§ Exercise
Reproduce the records exactly.

§ Data
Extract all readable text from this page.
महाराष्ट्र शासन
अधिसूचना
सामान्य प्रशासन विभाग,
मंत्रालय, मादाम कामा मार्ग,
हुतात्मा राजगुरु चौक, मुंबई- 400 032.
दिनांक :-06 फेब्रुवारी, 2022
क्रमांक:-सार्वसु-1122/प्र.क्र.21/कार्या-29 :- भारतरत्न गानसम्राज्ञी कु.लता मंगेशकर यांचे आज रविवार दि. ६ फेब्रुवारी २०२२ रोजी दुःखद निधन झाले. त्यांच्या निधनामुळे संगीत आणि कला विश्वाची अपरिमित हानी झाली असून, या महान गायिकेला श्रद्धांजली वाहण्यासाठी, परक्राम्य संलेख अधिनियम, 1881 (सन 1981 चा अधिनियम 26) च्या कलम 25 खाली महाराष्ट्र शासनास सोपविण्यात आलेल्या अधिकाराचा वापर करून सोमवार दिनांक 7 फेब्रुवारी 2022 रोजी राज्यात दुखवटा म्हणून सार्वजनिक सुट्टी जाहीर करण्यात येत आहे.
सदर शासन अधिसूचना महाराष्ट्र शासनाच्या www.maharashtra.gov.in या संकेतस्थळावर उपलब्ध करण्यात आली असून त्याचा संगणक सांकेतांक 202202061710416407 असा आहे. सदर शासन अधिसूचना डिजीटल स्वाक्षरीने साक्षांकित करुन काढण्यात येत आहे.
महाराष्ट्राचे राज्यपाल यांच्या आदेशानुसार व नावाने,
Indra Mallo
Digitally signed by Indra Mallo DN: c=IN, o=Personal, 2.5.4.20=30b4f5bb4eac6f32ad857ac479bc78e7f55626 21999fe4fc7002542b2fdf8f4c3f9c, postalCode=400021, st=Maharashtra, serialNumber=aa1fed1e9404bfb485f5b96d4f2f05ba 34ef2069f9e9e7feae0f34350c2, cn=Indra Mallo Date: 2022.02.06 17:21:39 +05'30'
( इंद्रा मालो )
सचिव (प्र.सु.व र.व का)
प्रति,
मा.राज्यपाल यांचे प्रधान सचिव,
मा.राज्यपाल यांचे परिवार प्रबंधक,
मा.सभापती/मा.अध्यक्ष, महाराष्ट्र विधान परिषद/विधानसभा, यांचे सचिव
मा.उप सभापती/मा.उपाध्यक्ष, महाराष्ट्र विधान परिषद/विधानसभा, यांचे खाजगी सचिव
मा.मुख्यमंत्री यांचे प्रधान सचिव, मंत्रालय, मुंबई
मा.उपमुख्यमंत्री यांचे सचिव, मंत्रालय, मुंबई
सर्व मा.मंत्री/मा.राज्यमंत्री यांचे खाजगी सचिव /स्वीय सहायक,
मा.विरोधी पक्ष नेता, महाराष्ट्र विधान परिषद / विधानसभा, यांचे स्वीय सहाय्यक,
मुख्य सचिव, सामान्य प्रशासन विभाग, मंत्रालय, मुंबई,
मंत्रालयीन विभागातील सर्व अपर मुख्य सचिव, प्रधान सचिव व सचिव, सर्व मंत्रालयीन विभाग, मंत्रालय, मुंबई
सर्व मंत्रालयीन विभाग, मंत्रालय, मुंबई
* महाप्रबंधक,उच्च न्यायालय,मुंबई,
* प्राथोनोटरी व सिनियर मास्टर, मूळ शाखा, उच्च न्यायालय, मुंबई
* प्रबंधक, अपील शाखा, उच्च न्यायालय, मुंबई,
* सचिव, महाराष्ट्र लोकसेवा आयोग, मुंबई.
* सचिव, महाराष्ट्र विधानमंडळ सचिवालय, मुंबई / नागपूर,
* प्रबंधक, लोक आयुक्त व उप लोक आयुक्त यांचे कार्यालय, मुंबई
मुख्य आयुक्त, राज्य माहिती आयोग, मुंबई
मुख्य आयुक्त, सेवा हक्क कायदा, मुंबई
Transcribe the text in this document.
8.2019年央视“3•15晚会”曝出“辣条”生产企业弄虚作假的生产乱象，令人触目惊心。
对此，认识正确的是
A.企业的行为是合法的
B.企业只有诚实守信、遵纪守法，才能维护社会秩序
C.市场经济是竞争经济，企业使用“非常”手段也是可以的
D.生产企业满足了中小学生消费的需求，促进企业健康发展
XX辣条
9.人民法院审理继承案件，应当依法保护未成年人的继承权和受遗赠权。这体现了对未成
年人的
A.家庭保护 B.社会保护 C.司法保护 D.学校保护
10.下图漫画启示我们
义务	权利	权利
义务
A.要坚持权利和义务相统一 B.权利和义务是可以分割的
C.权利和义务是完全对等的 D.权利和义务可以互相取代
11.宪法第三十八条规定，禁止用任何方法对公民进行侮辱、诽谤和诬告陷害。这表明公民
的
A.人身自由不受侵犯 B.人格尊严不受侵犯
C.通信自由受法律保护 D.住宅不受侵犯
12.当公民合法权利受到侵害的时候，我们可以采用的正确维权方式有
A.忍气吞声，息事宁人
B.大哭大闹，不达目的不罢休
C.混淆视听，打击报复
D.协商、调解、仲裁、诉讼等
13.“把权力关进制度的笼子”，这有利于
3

§ The output
Extract all readable text from this page.
महाराष्ट्र शासन
अधिसूचना
सामान्य प्रशासन विभाग,
मंत्रालय, मादाम कामा मार्ग,
हुतात्मा राजगुरु चौक, मुंबई- 400 032.
दिनांक :-06 फेब्रुवारी, 2022
क्रमांक:-सार्वसु-1122/प्र.क्र.21/कार्या-29 :- भारतरत्न गानसम्राज्ञी कु.लता मंगेशकर यांचे आज रविवार दि. ६ फेब्रुवारी २०२२ रोजी दुःखद निधन झाले. त्यांच्या निधनामुळे संगीत आणि कला विश्वाची अपरिमित हानी झाली असून, या महान गायिकेला श्रद्धांजली वाहण्यासाठी, परक्राम्य संलेख अधिनियम, 1881 (सन 1981 चा अधिनियम 26) च्या कलम 25 खाली महाराष्ट्र शासनास सोपविण्यात आलेल्या अधिकाराचा वापर करून सोमवार दिनांक 7 फेब्रुवारी 2022 रोजी राज्यात दुखवटा म्हणून सार्वजनिक सुट्टी जाहीर करण्यात येत आहे.
सदर शासन अधिसूचना महाराष्ट्र शासनाच्या www.maharashtra.gov.in या संकेतस्थळावर उपलब्ध करण्यात आली असून त्याचा संगणक सांकेतांक 202202061710416407 असा आहे. सदर शासन अधिसूचना डिजीटल स्वाक्षरीने साक्षांकित करुन काढण्यात येत आहे.
महाराष्ट्राचे राज्यपाल यांच्या आदेशानुसार व नावाने,
Indra Mallo
Digitally signed by Indra Mallo DN: c=IN, o=Personal, 2.5.4.20=30b4f5bb4eac6f32ad857ac479bc78e7f55626 21999fe4fc7002542b2fdf8f4c3f9c, postalCode=400021, st=Maharashtra, serialNumber=aa1fed1e9404bfb485f5b96d4f2f05ba 34ef2069f9e9e7feae0f34350c2, cn=Indra Mallo Date: 2022.02.06 17:21:39 +05'30'
( इंद्रा मालो )
सचिव (प्र.सु.व र.व का)
प्रति,
मा.राज्यपाल यांचे प्रधान सचिव,
मा.राज्यपाल यांचे परिवार प्रबंधक,
मा.सभापती/मा.अध्यक्ष, महाराष्ट्र विधान परिषद/विधानसभा, यांचे सचिव
मा.उप सभापती/मा.उपाध्यक्ष, महाराष्ट्र विधान परिषद/विधानसभा, यांचे खाजगी सचिव
मा.मुख्यमंत्री यांचे प्रधान सचिव, मंत्रालय, मुंबई
मा.उपमुख्यमंत्री यांचे सचिव, मंत्रालय, मुंबई
सर्व मा.मंत्री/मा.राज्यमंत्री यांचे खाजगी सचिव /स्वीय सहायक,
मा.विरोधी पक्ष नेता, महाराष्ट्र विधान परिषद / विधानसभा, यांचे स्वीय सहाय्यक,
मुख्य सचिव, सामान्य प्रशासन विभाग, मंत्रालय, मुंबई,
मंत्रालयीन विभागातील सर्व अपर मुख्य सचिव, प्रधान सचिव व सचिव, सर्व मंत्रालयीन विभाग, मंत्रालय, मुंबई
सर्व मंत्रालयीन विभाग, मंत्रालय, मुंबई
* महाप्रबंधक,उच्च न्यायालय,मुंबई,
* प्राथोनोटरी व सिनियर मास्टर, मूळ शाखा, उच्च न्यायालय, मुंबई
* प्रबंधक, अपील शाखा, उच्च न्यायालय, मुंबई,
* सचिव, महाराष्ट्र लोकसेवा आयोग, मुंबई.
* सचिव, महाराष्ट्र विधानमंडळ सचिवालय, मुंबई / नागपूर,
* प्रबंधक, लोक आयुक्त व उप लोक आयुक्त यांचे कार्यालय, मुंबई
मुख्य आयुक्त, राज्य माहिती आयोग, मुंबई
मुख्य आयुक्त, सेवा हक्क कायदा, मुंबई
Transcribe the text in this document.
8.2019年央视“3•15晚会”曝出“辣条”生产企业弄虚作假的生产乱象，令人触目惊心。
对此，认识正确的是
A.企业的行为是合法的
B.企业只有诚实守信、遵纪守法，才能维护社会秩序
C.市场经济是竞争经济，企业使用“非常”手段也是可以的
D.生产企业满足了中小学生消费的需求，促进企业健康发展
XX辣条
9.人民法院审理继承案件，应当依法保护未成年人的继承权和受遗赠权。这体现了对未成
年人的
A.家庭保护 B.社会保护 C.司法保护 D.学校保护
10.下图漫画启示我们
义务	权利	权利
义务
A.要坚持权利和义务相统一 B.权利和义务是可以分割的
C.权利和义务是完全对等的 D.权利和义务可以互相取代
11.宪法第三十八条规定，禁止用任何方法对公民进行侮辱、诽谤和诬告陷害。这表明公民
的
A.人身自由不受侵犯 B.人格尊严不受侵犯
C.通信自由受法律保护 D.住宅不受侵犯
12.当公民合法权利受到侵害的时候，我们可以采用的正确维权方式有
A.忍气吞声，息事宁人
B.大哭大闹，不达目的不罢休
C.混淆视听，打击报复
D.协商、调解、仲裁、诉讼等
13.“把权力关进制度的笼子”，这有利于
3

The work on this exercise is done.